* _Set task_
Extract the full set of records that follows, word for word.

* _Excerpted records_
((

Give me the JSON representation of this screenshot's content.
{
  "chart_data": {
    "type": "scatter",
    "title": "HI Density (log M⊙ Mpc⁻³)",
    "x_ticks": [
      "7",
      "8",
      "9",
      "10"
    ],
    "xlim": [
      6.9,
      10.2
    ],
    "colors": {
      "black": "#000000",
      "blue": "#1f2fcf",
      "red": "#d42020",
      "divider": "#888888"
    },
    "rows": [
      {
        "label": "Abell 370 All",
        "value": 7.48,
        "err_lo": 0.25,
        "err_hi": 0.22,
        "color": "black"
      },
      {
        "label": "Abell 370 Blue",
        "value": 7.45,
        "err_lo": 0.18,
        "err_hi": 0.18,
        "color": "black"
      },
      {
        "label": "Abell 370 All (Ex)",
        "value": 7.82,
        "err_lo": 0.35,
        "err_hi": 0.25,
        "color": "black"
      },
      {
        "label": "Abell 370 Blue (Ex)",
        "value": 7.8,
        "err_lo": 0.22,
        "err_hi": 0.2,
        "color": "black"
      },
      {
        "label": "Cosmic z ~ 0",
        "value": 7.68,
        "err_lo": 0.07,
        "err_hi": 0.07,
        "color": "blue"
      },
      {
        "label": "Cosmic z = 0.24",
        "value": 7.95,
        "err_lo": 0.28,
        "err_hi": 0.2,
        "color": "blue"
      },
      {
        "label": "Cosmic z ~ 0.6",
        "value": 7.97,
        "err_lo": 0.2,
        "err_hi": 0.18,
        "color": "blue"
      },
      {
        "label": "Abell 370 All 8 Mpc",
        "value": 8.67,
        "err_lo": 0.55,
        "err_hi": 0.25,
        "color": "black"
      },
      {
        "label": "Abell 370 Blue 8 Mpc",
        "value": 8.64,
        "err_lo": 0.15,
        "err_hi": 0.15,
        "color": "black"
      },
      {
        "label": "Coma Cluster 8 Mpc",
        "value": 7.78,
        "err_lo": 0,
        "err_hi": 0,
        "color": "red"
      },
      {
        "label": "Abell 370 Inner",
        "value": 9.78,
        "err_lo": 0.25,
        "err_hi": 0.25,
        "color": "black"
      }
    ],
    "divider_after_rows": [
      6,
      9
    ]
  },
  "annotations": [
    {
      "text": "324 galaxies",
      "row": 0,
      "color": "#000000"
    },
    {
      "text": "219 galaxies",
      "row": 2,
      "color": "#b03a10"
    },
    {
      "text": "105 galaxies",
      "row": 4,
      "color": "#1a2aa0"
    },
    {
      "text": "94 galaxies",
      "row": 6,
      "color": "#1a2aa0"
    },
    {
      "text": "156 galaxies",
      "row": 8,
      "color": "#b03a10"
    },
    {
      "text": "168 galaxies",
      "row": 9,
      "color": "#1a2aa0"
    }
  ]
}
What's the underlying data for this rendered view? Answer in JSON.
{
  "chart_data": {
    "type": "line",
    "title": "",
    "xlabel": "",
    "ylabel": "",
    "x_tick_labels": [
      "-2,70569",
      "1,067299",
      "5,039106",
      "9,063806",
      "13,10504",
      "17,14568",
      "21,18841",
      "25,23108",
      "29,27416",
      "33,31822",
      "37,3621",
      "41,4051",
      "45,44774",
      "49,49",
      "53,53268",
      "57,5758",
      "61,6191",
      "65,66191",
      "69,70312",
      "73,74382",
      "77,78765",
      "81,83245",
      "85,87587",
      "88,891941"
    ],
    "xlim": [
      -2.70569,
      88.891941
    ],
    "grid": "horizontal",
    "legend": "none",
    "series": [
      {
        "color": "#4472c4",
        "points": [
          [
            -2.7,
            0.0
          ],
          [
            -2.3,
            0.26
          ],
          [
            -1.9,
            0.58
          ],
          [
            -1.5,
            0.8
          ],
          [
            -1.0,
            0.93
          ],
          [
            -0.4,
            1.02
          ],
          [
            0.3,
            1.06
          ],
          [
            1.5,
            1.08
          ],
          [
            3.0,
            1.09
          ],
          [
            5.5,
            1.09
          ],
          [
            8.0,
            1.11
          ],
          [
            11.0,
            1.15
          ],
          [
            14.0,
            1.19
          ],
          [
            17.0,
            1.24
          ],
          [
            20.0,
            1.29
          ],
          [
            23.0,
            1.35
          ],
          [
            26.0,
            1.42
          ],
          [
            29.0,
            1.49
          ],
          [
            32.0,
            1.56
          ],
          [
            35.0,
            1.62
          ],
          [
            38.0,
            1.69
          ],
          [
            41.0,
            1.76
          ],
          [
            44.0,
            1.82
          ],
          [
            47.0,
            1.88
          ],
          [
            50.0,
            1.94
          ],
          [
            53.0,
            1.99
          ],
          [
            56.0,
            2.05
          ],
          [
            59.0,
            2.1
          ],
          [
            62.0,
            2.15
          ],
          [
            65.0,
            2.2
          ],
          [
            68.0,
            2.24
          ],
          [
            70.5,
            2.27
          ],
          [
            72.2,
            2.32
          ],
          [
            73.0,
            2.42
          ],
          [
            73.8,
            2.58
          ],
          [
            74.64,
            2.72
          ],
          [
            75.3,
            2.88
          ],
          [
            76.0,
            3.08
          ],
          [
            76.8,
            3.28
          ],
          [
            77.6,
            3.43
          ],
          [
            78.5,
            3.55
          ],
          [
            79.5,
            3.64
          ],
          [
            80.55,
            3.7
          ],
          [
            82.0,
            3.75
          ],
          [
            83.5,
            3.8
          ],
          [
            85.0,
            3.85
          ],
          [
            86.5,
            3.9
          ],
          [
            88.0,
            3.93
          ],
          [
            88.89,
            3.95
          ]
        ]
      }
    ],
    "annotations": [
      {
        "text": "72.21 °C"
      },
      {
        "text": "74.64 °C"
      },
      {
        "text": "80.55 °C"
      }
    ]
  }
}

))

* _Task solution_
Give me the JSON representation of this screenshot's content.
{
  "chart_data": {
    "type": "scatter",
    "title": "HI Density (log M⊙ Mpc⁻³)",
    "x_ticks": [
      "7",
      "8",
      "9",
      "10"
    ],
    "xlim": [
      6.9,
      10.2
    ],
    "colors": {
      "black": "#000000",
      "blue": "#1f2fcf",
      "red": "#d42020",
      "divider": "#888888"
    },
    "rows": [
      {
        "label": "Abell 370 All",
        "value": 7.48,
        "err_lo": 0.25,
        "err_hi": 0.22,
        "color": "black"
      },
      {
        "label": "Abell 370 Blue",
        "value": 7.45,
        "err_lo": 0.18,
        "err_hi": 0.18,
        "color": "black"
      },
      {
        "label": "Abell 370 All (Ex)",
        "value": 7.82,
        "err_lo": 0.35,
        "err_hi": 0.25,
        "color": "black"
      },
      {
        "label": "Abell 370 Blue (Ex)",
        "value": 7.8,
        "err_lo": 0.22,
        "err_hi": 0.2,
        "color": "black"
      },
      {
        "label": "Cosmic z ~ 0",
        "value": 7.68,
        "err_lo": 0.07,
        "err_hi": 0.07,
        "color": "blue"
      },
      {
        "label": "Cosmic z = 0.24",
        "value": 7.95,
        "err_lo": 0.28,
        "err_hi": 0.2,
        "color": "blue"
      },
      {
        "label": "Cosmic z ~ 0.6",
        "value": 7.97,
        "err_lo": 0.2,
        "err_hi": 0.18,
        "color": "blue"
      },
      {
        "label": "Abell 370 All 8 Mpc",
        "value": 8.67,
        "err_lo": 0.55,
        "err_hi": 0.25,
        "color": "black"
      },
      {
        "label": "Abell 370 Blue 8 Mpc",
        "value": 8.64,
        "err_lo": 0.15,
        "err_hi": 0.15,
        "color": "black"
      },
      {
        "label": "Coma Cluster 8 Mpc",
        "value": 7.78,
        "err_lo": 0,
        "err_hi": 0,
        "color": "red"
      },
      {
        "label": "Abell 370 Inner",
        "value": 9.78,
        "err_lo": 0.25,
        "err_hi": 0.25,
        "color": "black"
      }
    ],
    "divider_after_rows": [
      6,
      9
    ]
  },
  "annotations": [
    {
      "text": "324 galaxies",
      "row": 0,
      "color": "#000000"
    },
    {
      "text": "219 galaxies",
      "row": 2,
      "color": "#b03a10"
    },
    {
      "text": "105 galaxies",
      "row": 4,
      "color": "#1a2aa0"
    },
    {
      "text": "94 galaxies",
      "row": 6,
      "color": "#1a2aa0"
    },
    {
      "text": "156 galaxies",
      "row": 8,
      "color": "#b03a10"
    },
    {
      "text": "168 galaxies",
      "row": 9,
      "color": "#1a2aa0"
    }
  ]
}
What's the underlying data for this rendered view? Answer in JSON.
{
  "chart_data": {
    "type": "line",
    "title": "",
    "xlabel": "",
    "ylabel": "",
    "x_tick_labels": [
      "-2,70569",
      "1,067299",
      "5,039106",
      "9,063806",
      "13,10504",
      "17,14568",
      "21,18841",
      "25,23108",
      "29,27416",
      "33,31822",
      "37,3621",
      "41,4051",
      "45,44774",
      "49,49",
      "53,53268",
      "57,5758",
      "61,6191",
      "65,66191",
      "69,70312",
      "73,74382",
      "77,78765",
      "81,83245",
      "85,87587",
      "88,891941"
    ],
    "xlim": [
      -2.70569,
      88.891941
    ],
    "grid": "horizontal",
    "legend": "none",
    "series": [
      {
        "color": "#4472c4",
        "points": [
          [
            -2.7,
            0.0
          ],
          [
            -2.3,
            0.26
          ],
          [
            -1.9,
            0.58
          ],
          [
            -1.5,
            0.8
          ],
          [
            -1.0,
            0.93
          ],
          [
            -0.4,
            1.02
          ],
          [
            0.3,
            1.06
          ],
          [
            1.5,
            1.08
          ],
          [
            3.0,
            1.09
          ],
          [
            5.5,
            1.09
          ],
          [
            8.0,
            1.11
          ],
          [
            11.0,
            1.15
          ],
          [
            14.0,
            1.19
          ],
          [
            17.0,
            1.24
          ],
          [
            20.0,
            1.29
          ],
          [
            23.0,
            1.35
          ],
          [
            26.0,
            1.42
          ],
          [
            29.0,
            1.49
          ],
          [
            32.0,
            1.56
          ],
          [
            35.0,
            1.62
          ],
          [
            38.0,
            1.69
          ],
          [
            41.0,
            1.76
          ],
          [
            44.0,
            1.82
          ],
          [
            47.0,
            1.88
          ],
          [
            50.0,
            1.94
          ],
          [
            53.0,
            1.99
          ],
          [
            56.0,
            2.05
          ],
          [
            59.0,
            2.1
          ],
          [
            62.0,
            2.15
          ],
          [
            65.0,
            2.2
          ],
          [
            68.0,
            2.24
          ],
          [
            70.5,
            2.27
          ],
          [
            72.2,
            2.32
          ],
          [
            73.0,
            2.42
          ],
          [
            73.8,
            2.58
          ],
          [
            74.64,
            2.72
          ],
          [
            75.3,
            2.88
          ],
          [
            76.0,
            3.08
          ],
          [
            76.8,
            3.28
          ],
          [
            77.6,
            3.43
          ],
          [
            78.5,
            3.55
          ],
          [
            79.5,
            3.64
          ],
          [
            80.55,
            3.7
          ],
          [
            82.0,
            3.75
          ],
          [
            83.5,
            3.8
          ],
          [
            85.0,
            3.85
          ],
          [
            86.5,
            3.9
          ],
          [
            88.0,
            3.93
          ],
          [
            88.89,
            3.95
          ]
        ]
      }
    ],
    "annotations": [
      {
        "text": "72.21 °C"
      },
      {
        "text": "74.64 °C"
      },
      {
        "text": "80.55 °C"
      }
    ]
  }
}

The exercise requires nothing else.